Task directions
Are you able to retype all the records below exactly?

A run of records
-- START --
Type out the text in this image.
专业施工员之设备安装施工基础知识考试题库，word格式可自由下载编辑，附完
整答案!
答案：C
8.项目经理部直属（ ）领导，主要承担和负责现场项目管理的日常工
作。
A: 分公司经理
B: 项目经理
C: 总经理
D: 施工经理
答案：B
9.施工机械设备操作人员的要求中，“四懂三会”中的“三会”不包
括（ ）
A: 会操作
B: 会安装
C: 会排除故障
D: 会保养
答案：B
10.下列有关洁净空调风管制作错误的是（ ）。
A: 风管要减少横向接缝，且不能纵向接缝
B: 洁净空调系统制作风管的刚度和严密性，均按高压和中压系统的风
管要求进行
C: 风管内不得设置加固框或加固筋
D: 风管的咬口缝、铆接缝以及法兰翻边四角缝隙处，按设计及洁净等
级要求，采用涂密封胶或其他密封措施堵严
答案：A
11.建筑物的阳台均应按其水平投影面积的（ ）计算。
-- END --
Reply
Type out the text in this image.
专业施工员之设备安装施工基础知识考试题库，word格式可自由下载编辑，附完
整答案!
答案：C
8.项目经理部直属（ ）领导，主要承担和负责现场项目管理的日常工
作。
A: 分公司经理
B: 项目经理
C: 总经理
D: 施工经理
答案：B
9.施工机械设备操作人员的要求中，“四懂三会”中的“三会”不包
括（ ）
A: 会操作
B: 会安装
C: 会排除故障
D: 会保养
答案：B
10.下列有关洁净空调风管制作错误的是（ ）。
A: 风管要减少横向接缝，且不能纵向接缝
B: 洁净空调系统制作风管的刚度和严密性，均按高压和中压系统的风
管要求进行
C: 风管内不得设置加固框或加固筋
D: 风管的咬口缝、铆接缝以及法兰翻边四角缝隙处，按设计及洁净等
级要求，采用涂密封胶或其他密封措施堵严
答案：A
11.建筑物的阳台均应按其水平投影面积的（ ）计算。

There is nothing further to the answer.